>> START AVAILABLE RECORDS
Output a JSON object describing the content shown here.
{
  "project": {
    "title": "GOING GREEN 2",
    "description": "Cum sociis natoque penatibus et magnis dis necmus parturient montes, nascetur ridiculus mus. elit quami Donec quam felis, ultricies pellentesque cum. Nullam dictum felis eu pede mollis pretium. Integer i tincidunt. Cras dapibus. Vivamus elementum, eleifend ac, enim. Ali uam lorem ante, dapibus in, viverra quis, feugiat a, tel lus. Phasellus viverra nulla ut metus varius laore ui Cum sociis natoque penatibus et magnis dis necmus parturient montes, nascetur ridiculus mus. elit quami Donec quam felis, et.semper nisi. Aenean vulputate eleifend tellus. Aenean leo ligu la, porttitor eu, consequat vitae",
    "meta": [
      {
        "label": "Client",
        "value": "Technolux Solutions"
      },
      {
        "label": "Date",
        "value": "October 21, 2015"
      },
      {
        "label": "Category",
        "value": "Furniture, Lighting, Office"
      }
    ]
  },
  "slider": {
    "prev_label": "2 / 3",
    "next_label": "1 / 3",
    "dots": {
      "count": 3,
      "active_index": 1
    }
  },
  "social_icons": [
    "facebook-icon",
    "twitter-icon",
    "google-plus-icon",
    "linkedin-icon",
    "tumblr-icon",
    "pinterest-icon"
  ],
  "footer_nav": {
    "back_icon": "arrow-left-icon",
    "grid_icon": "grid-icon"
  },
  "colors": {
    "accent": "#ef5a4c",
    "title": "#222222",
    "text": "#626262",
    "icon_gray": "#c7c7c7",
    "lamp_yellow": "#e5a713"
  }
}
>> END AVAILABLE RECORDS
>> START AVAILABLE RECORDS
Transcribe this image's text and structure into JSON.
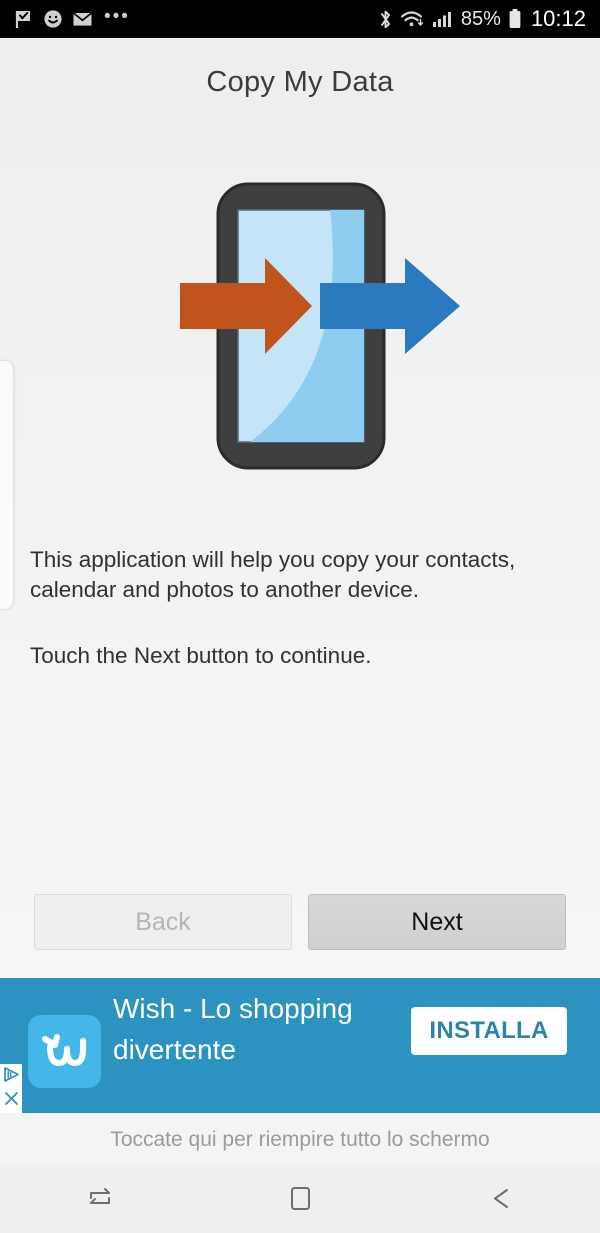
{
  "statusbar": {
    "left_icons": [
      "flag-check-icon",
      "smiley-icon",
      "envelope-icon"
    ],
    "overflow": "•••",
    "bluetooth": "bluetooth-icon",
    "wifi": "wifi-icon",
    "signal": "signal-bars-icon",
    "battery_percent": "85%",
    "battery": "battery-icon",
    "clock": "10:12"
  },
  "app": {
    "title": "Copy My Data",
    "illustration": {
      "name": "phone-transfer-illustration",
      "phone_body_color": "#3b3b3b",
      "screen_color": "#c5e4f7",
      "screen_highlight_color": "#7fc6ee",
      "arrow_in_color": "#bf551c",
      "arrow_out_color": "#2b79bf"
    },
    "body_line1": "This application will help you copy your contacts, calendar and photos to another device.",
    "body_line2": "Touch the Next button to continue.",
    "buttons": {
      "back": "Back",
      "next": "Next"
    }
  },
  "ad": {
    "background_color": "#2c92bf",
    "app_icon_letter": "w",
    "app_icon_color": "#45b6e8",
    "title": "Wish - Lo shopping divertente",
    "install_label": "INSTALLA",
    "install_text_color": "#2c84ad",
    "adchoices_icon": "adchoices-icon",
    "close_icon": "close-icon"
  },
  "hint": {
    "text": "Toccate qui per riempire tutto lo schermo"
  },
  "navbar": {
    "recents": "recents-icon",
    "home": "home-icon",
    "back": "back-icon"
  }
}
>> END AVAILABLE RECORDS
EXERCISE OBJECTIVE:
Among the lines of the data, identify those with the word "title". Copy each of them.

RESULT BELOW:
    "title": "GOING GREEN 2",
    "title": "#222222",
    "title": "Copy My Data",
    "title": "Wish - Lo shopping divertente",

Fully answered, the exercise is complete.